# Your goal
Your task is to copy every line of this material exactly.

# Items
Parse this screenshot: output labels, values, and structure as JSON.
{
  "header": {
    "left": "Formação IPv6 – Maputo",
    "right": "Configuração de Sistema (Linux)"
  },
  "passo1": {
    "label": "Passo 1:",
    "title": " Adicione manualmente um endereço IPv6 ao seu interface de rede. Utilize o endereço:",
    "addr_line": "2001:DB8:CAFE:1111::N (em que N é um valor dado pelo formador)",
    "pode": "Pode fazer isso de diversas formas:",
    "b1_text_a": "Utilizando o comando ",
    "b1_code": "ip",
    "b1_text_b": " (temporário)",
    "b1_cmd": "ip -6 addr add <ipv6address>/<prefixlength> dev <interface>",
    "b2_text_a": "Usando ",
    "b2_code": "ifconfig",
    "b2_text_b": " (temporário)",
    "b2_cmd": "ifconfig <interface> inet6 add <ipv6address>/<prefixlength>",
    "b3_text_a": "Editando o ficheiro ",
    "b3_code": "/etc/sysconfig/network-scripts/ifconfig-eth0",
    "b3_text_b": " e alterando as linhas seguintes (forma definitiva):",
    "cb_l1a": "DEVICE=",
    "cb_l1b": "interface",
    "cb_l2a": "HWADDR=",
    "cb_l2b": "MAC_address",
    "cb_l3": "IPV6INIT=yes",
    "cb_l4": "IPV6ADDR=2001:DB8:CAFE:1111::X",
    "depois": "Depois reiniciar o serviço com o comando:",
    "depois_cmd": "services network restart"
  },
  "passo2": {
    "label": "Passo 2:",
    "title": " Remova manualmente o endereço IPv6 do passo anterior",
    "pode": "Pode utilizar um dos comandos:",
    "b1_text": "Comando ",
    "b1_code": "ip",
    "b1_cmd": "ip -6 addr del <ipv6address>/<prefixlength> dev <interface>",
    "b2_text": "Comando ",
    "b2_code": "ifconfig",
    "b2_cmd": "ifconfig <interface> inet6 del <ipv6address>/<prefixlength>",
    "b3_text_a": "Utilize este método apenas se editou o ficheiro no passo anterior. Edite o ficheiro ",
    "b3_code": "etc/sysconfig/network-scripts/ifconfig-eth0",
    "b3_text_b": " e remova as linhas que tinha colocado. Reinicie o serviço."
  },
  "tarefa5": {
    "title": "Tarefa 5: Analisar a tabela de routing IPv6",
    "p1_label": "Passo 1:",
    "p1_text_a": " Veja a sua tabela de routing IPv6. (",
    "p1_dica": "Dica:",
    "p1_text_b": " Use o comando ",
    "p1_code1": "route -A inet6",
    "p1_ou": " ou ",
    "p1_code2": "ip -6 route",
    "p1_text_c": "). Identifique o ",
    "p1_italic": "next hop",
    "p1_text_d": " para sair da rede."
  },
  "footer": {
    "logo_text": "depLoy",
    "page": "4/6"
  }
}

# Solved exercise
Parse this screenshot: output labels, values, and structure as JSON.
{
  "header": {
    "left": "Formação IPv6 – Maputo",
    "right": "Configuração de Sistema (Linux)"
  },
  "passo1": {
    "label": "Passo 1:",
    "title": " Adicione manualmente um endereço IPv6 ao seu interface de rede. Utilize o endereço:",
    "addr_line": "2001:DB8:CAFE:1111::N (em que N é um valor dado pelo formador)",
    "pode": "Pode fazer isso de diversas formas:",
    "b1_text_a": "Utilizando o comando ",
    "b1_code": "ip",
    "b1_text_b": " (temporário)",
    "b1_cmd": "ip -6 addr add <ipv6address>/<prefixlength> dev <interface>",
    "b2_text_a": "Usando ",
    "b2_code": "ifconfig",
    "b2_text_b": " (temporário)",
    "b2_cmd": "ifconfig <interface> inet6 add <ipv6address>/<prefixlength>",
    "b3_text_a": "Editando o ficheiro ",
    "b3_code": "/etc/sysconfig/network-scripts/ifconfig-eth0",
    "b3_text_b": " e alterando as linhas seguintes (forma definitiva):",
    "cb_l1a": "DEVICE=",
    "cb_l1b": "interface",
    "cb_l2a": "HWADDR=",
    "cb_l2b": "MAC_address",
    "cb_l3": "IPV6INIT=yes",
    "cb_l4": "IPV6ADDR=2001:DB8:CAFE:1111::X",
    "depois": "Depois reiniciar o serviço com o comando:",
    "depois_cmd": "services network restart"
  },
  "passo2": {
    "label": "Passo 2:",
    "title": " Remova manualmente o endereço IPv6 do passo anterior",
    "pode": "Pode utilizar um dos comandos:",
    "b1_text": "Comando ",
    "b1_code": "ip",
    "b1_cmd": "ip -6 addr del <ipv6address>/<prefixlength> dev <interface>",
    "b2_text": "Comando ",
    "b2_code": "ifconfig",
    "b2_cmd": "ifconfig <interface> inet6 del <ipv6address>/<prefixlength>",
    "b3_text_a": "Utilize este método apenas se editou o ficheiro no passo anterior. Edite o ficheiro ",
    "b3_code": "etc/sysconfig/network-scripts/ifconfig-eth0",
    "b3_text_b": " e remova as linhas que tinha colocado. Reinicie o serviço."
  },
  "tarefa5": {
    "title": "Tarefa 5: Analisar a tabela de routing IPv6",
    "p1_label": "Passo 1:",
    "p1_text_a": " Veja a sua tabela de routing IPv6. (",
    "p1_dica": "Dica:",
    "p1_text_b": " Use o comando ",
    "p1_code1": "route -A inet6",
    "p1_ou": " ou ",
    "p1_code2": "ip -6 route",
    "p1_text_c": "). Identifique o ",
    "p1_italic": "next hop",
    "p1_text_d": " para sair da rede."
  },
  "footer": {
    "logo_text": "depLoy",
    "page": "4/6"
  }
}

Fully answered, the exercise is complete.